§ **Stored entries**
---

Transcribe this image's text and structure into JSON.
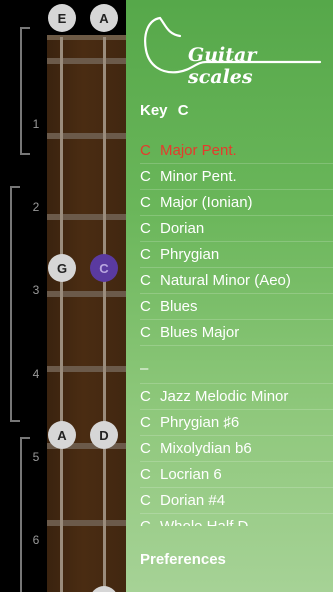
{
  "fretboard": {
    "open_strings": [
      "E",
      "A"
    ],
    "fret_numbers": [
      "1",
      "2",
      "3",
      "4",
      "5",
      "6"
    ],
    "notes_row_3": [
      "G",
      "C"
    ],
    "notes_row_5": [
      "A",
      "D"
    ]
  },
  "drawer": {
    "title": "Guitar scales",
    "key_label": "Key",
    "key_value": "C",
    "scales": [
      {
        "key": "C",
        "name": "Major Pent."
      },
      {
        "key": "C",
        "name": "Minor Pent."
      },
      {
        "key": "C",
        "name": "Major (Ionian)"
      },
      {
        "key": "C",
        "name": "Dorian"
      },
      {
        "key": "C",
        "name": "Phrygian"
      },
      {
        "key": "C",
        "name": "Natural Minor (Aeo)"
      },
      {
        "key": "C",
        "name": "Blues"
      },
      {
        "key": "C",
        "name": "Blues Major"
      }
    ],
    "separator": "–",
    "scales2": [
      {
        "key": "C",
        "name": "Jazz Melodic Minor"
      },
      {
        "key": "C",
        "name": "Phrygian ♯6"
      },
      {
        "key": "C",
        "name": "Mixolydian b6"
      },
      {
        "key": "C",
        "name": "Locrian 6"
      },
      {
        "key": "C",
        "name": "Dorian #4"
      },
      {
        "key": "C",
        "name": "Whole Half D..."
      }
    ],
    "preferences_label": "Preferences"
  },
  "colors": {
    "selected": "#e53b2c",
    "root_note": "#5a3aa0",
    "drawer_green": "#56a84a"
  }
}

---

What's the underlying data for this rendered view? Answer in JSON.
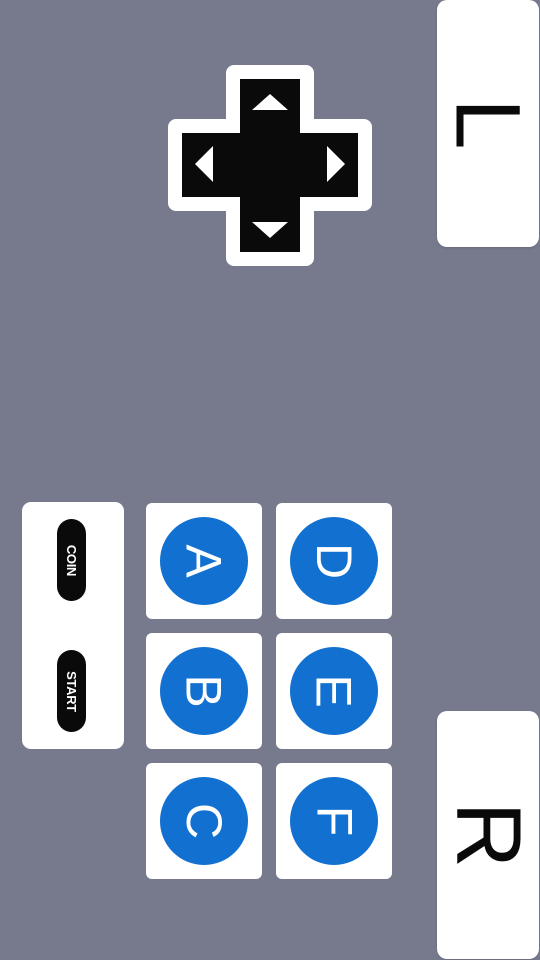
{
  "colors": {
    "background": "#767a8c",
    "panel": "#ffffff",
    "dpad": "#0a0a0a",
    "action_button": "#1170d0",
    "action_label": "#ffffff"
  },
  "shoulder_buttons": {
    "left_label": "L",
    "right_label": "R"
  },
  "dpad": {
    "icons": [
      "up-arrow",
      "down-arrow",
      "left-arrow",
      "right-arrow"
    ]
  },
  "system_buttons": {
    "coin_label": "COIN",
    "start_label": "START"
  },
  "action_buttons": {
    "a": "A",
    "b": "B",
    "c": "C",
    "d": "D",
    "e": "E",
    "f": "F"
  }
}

---

§ **Given problem**
In the entries above, find each line with the word "this" and copy it.

§ **Answer in full**
Transcribe this image's text and structure into JSON.
What's the underlying data for this rendered view? Answer in JSON.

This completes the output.